Stated exercise: Take the material and output all of it exactly.

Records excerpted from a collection
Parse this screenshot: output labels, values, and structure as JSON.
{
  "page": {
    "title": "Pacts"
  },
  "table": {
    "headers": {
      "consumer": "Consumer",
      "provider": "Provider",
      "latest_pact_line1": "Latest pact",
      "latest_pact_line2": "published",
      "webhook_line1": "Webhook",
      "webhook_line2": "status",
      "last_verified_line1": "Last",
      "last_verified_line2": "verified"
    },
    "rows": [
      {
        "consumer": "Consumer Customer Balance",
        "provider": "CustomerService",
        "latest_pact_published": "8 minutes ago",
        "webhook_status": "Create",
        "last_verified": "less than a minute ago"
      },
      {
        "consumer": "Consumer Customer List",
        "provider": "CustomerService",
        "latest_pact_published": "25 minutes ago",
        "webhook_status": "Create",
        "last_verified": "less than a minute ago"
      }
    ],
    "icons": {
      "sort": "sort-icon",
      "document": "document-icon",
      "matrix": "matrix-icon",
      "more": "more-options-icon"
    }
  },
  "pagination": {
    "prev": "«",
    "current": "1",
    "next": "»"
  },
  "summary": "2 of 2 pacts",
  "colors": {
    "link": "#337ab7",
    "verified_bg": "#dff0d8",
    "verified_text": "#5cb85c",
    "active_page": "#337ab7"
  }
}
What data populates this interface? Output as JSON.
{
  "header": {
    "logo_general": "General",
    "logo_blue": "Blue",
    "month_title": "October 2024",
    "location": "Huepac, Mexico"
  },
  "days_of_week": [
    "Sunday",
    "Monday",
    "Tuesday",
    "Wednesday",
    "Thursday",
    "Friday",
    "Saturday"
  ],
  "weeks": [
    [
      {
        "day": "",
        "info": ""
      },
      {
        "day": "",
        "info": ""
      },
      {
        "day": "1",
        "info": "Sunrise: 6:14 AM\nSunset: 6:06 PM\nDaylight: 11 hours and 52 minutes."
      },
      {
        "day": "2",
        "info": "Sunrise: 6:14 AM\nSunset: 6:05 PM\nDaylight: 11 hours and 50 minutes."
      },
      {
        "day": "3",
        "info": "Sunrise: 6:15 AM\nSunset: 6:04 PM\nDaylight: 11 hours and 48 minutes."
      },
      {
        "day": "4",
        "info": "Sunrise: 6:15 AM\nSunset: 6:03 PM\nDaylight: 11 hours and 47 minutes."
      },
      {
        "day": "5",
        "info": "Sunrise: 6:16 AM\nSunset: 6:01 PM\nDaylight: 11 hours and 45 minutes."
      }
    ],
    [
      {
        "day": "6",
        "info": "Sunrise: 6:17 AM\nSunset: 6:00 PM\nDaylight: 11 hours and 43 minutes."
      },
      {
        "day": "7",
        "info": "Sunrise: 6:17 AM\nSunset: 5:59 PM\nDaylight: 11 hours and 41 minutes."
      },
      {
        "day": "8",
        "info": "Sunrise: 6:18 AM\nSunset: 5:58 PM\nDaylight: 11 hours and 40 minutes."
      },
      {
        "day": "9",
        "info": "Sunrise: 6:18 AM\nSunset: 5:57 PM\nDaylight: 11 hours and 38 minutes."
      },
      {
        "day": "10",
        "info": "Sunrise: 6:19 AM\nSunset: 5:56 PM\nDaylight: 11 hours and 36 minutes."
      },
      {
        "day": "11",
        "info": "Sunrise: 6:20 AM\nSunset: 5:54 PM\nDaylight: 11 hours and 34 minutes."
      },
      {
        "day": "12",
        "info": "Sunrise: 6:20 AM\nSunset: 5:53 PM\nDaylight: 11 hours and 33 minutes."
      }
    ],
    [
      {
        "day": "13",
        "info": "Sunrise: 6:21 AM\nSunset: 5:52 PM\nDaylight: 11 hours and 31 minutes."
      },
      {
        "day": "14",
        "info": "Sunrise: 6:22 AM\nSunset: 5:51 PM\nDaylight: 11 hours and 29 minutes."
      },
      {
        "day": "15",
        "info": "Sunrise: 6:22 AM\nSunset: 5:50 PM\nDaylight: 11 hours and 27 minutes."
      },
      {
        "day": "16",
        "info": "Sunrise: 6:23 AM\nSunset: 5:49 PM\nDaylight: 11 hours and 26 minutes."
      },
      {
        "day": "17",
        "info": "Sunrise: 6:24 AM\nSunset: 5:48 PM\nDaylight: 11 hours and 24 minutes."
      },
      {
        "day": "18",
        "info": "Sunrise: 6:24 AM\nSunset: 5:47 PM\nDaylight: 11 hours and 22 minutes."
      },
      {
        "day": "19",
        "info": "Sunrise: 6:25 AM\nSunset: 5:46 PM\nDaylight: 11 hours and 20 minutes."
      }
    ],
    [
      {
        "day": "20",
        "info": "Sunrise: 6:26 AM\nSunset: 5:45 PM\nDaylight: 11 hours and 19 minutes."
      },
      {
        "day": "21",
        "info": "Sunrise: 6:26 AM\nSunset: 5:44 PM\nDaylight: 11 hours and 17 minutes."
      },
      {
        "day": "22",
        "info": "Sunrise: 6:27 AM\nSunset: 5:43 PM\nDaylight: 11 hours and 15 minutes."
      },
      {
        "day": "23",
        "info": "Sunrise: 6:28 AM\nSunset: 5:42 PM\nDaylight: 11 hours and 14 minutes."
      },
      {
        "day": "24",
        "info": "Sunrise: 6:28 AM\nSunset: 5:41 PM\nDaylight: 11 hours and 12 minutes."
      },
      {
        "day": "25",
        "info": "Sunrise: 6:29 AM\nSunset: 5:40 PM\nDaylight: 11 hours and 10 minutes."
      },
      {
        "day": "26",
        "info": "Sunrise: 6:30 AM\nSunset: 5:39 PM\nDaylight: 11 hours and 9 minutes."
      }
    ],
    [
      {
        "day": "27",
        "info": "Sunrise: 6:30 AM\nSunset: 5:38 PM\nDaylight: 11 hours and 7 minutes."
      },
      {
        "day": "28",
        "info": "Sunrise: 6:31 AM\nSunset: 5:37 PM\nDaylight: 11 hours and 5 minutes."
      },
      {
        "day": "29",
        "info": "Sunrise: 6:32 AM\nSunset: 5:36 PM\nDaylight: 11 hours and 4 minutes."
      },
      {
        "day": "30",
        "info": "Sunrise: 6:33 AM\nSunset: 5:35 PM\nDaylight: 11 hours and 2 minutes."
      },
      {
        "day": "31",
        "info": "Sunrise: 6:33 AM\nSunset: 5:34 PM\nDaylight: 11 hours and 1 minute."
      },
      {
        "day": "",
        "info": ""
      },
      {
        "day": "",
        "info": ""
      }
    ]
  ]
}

Worked solution:
Parse this screenshot: output labels, values, and structure as JSON.
{
  "page": {
    "title": "Pacts"
  },
  "table": {
    "headers": {
      "consumer": "Consumer",
      "provider": "Provider",
      "latest_pact_line1": "Latest pact",
      "latest_pact_line2": "published",
      "webhook_line1": "Webhook",
      "webhook_line2": "status",
      "last_verified_line1": "Last",
      "last_verified_line2": "verified"
    },
    "rows": [
      {
        "consumer": "Consumer Customer Balance",
        "provider": "CustomerService",
        "latest_pact_published": "8 minutes ago",
        "webhook_status": "Create",
        "last_verified": "less than a minute ago"
      },
      {
        "consumer": "Consumer Customer List",
        "provider": "CustomerService",
        "latest_pact_published": "25 minutes ago",
        "webhook_status": "Create",
        "last_verified": "less than a minute ago"
      }
    ],
    "icons": {
      "sort": "sort-icon",
      "document": "document-icon",
      "matrix": "matrix-icon",
      "more": "more-options-icon"
    }
  },
  "pagination": {
    "prev": "«",
    "current": "1",
    "next": "»"
  },
  "summary": "2 of 2 pacts",
  "colors": {
    "link": "#337ab7",
    "verified_bg": "#dff0d8",
    "verified_text": "#5cb85c",
    "active_page": "#337ab7"
  }
}
What data populates this interface? Output as JSON.
{
  "header": {
    "logo_general": "General",
    "logo_blue": "Blue",
    "month_title": "October 2024",
    "location": "Huepac, Mexico"
  },
  "days_of_week": [
    "Sunday",
    "Monday",
    "Tuesday",
    "Wednesday",
    "Thursday",
    "Friday",
    "Saturday"
  ],
  "weeks": [
    [
      {
        "day": "",
        "info": ""
      },
      {
        "day": "",
        "info": ""
      },
      {
        "day": "1",
        "info": "Sunrise: 6:14 AM\nSunset: 6:06 PM\nDaylight: 11 hours and 52 minutes."
      },
      {
        "day": "2",
        "info": "Sunrise: 6:14 AM\nSunset: 6:05 PM\nDaylight: 11 hours and 50 minutes."
      },
      {
        "day": "3",
        "info": "Sunrise: 6:15 AM\nSunset: 6:04 PM\nDaylight: 11 hours and 48 minutes."
      },
      {
        "day": "4",
        "info": "Sunrise: 6:15 AM\nSunset: 6:03 PM\nDaylight: 11 hours and 47 minutes."
      },
      {
        "day": "5",
        "info": "Sunrise: 6:16 AM\nSunset: 6:01 PM\nDaylight: 11 hours and 45 minutes."
      }
    ],
    [
      {
        "day": "6",
        "info": "Sunrise: 6:17 AM\nSunset: 6:00 PM\nDaylight: 11 hours and 43 minutes."
      },
      {
        "day": "7",
        "info": "Sunrise: 6:17 AM\nSunset: 5:59 PM\nDaylight: 11 hours and 41 minutes."
      },
      {
        "day": "8",
        "info": "Sunrise: 6:18 AM\nSunset: 5:58 PM\nDaylight: 11 hours and 40 minutes."
      },
      {
        "day": "9",
        "info": "Sunrise: 6:18 AM\nSunset: 5:57 PM\nDaylight: 11 hours and 38 minutes."
      },
      {
        "day": "10",
        "info": "Sunrise: 6:19 AM\nSunset: 5:56 PM\nDaylight: 11 hours and 36 minutes."
      },
      {
        "day": "11",
        "info": "Sunrise: 6:20 AM\nSunset: 5:54 PM\nDaylight: 11 hours and 34 minutes."
      },
      {
        "day": "12",
        "info": "Sunrise: 6:20 AM\nSunset: 5:53 PM\nDaylight: 11 hours and 33 minutes."
      }
    ],
    [
      {
        "day": "13",
        "info": "Sunrise: 6:21 AM\nSunset: 5:52 PM\nDaylight: 11 hours and 31 minutes."
      },
      {
        "day": "14",
        "info": "Sunrise: 6:22 AM\nSunset: 5:51 PM\nDaylight: 11 hours and 29 minutes."
      },
      {
        "day": "15",
        "info": "Sunrise: 6:22 AM\nSunset: 5:50 PM\nDaylight: 11 hours and 27 minutes."
      },
      {
        "day": "16",
        "info": "Sunrise: 6:23 AM\nSunset: 5:49 PM\nDaylight: 11 hours and 26 minutes."
      },
      {
        "day": "17",
        "info": "Sunrise: 6:24 AM\nSunset: 5:48 PM\nDaylight: 11 hours and 24 minutes."
      },
      {
        "day": "18",
        "info": "Sunrise: 6:24 AM\nSunset: 5:47 PM\nDaylight: 11 hours and 22 minutes."
      },
      {
        "day": "19",
        "info": "Sunrise: 6:25 AM\nSunset: 5:46 PM\nDaylight: 11 hours and 20 minutes."
      }
    ],
    [
      {
        "day": "20",
        "info": "Sunrise: 6:26 AM\nSunset: 5:45 PM\nDaylight: 11 hours and 19 minutes."
      },
      {
        "day": "21",
        "info": "Sunrise: 6:26 AM\nSunset: 5:44 PM\nDaylight: 11 hours and 17 minutes."
      },
      {
        "day": "22",
        "info": "Sunrise: 6:27 AM\nSunset: 5:43 PM\nDaylight: 11 hours and 15 minutes."
      },
      {
        "day": "23",
        "info": "Sunrise: 6:28 AM\nSunset: 5:42 PM\nDaylight: 11 hours and 14 minutes."
      },
      {
        "day": "24",
        "info": "Sunrise: 6:28 AM\nSunset: 5:41 PM\nDaylight: 11 hours and 12 minutes."
      },
      {
        "day": "25",
        "info": "Sunrise: 6:29 AM\nSunset: 5:40 PM\nDaylight: 11 hours and 10 minutes."
      },
      {
        "day": "26",
        "info": "Sunrise: 6:30 AM\nSunset: 5:39 PM\nDaylight: 11 hours and 9 minutes."
      }
    ],
    [
      {
        "day": "27",
        "info": "Sunrise: 6:30 AM\nSunset: 5:38 PM\nDaylight: 11 hours and 7 minutes."
      },
      {
        "day": "28",
        "info": "Sunrise: 6:31 AM\nSunset: 5:37 PM\nDaylight: 11 hours and 5 minutes."
      },
      {
        "day": "29",
        "info": "Sunrise: 6:32 AM\nSunset: 5:36 PM\nDaylight: 11 hours and 4 minutes."
      },
      {
        "day": "30",
        "info": "Sunrise: 6:33 AM\nSunset: 5:35 PM\nDaylight: 11 hours and 2 minutes."
      },
      {
        "day": "31",
        "info": "Sunrise: 6:33 AM\nSunset: 5:34 PM\nDaylight: 11 hours and 1 minute."
      },
      {
        "day": "",
        "info": ""
      },
      {
        "day": "",
        "info": ""
      }
    ]
  ]
}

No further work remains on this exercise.